# WHAT IS NEEDED
Pull out every line in the records that contains the string "axis", copying each one in full.

# INFORMATION SUPPLIED
★ ★ ★
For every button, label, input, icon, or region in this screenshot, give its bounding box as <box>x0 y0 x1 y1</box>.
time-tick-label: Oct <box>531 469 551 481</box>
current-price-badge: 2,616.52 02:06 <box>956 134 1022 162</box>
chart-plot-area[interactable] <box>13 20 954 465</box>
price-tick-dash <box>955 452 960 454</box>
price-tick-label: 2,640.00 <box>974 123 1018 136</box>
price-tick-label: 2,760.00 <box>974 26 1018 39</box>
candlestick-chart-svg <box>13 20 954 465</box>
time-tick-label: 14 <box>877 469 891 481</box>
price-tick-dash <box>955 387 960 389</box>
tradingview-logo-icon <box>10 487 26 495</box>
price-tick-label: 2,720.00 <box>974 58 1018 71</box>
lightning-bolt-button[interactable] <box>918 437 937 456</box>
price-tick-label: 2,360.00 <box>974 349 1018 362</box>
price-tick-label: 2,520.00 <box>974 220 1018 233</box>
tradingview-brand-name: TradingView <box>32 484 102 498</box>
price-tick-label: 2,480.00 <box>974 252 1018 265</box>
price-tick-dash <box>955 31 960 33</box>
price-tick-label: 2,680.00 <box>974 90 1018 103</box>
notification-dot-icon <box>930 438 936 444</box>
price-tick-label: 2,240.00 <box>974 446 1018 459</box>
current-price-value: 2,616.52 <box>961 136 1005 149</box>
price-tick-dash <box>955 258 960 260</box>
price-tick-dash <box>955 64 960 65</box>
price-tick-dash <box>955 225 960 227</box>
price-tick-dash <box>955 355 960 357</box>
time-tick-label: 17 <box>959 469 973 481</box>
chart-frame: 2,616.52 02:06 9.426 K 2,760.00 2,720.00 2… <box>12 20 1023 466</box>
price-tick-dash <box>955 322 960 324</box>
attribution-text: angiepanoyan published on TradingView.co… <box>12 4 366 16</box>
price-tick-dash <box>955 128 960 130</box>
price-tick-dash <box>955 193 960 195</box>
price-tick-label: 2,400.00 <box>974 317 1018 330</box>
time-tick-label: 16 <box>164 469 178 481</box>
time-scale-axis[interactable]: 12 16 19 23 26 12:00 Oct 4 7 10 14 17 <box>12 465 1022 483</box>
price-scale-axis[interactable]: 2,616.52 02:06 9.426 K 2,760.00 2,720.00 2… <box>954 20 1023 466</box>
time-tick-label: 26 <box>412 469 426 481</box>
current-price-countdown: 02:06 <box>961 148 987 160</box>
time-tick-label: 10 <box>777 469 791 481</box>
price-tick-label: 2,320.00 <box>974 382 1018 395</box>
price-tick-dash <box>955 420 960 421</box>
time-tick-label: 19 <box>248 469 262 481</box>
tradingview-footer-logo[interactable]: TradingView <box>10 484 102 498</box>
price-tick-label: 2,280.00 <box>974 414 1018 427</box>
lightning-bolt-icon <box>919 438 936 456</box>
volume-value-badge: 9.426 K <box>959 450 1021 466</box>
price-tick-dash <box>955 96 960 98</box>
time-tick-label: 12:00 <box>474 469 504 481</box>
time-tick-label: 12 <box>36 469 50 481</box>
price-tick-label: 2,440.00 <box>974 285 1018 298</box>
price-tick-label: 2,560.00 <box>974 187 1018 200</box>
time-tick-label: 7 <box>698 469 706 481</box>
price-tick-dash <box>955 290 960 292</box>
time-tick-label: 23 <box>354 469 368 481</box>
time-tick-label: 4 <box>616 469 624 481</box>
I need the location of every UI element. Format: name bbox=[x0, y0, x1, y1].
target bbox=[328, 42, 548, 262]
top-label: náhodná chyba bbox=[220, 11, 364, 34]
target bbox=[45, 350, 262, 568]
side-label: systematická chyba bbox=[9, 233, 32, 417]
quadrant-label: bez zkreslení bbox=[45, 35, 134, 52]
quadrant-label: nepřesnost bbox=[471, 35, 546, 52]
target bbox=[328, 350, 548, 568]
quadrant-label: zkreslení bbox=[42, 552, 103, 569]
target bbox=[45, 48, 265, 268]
★ ★ ★
# EXERCISE RESPONSE
time-scale-axis[interactable]: 12 16 19 23 26 12:00 Oct 4 7 10 14 17 <box>12 465 1022 483</box>
price-scale-axis[interactable]: 2,616.52 02:06 9.426 K 2,760.00 2,720.00 2… <box>954 20 1023 466</box>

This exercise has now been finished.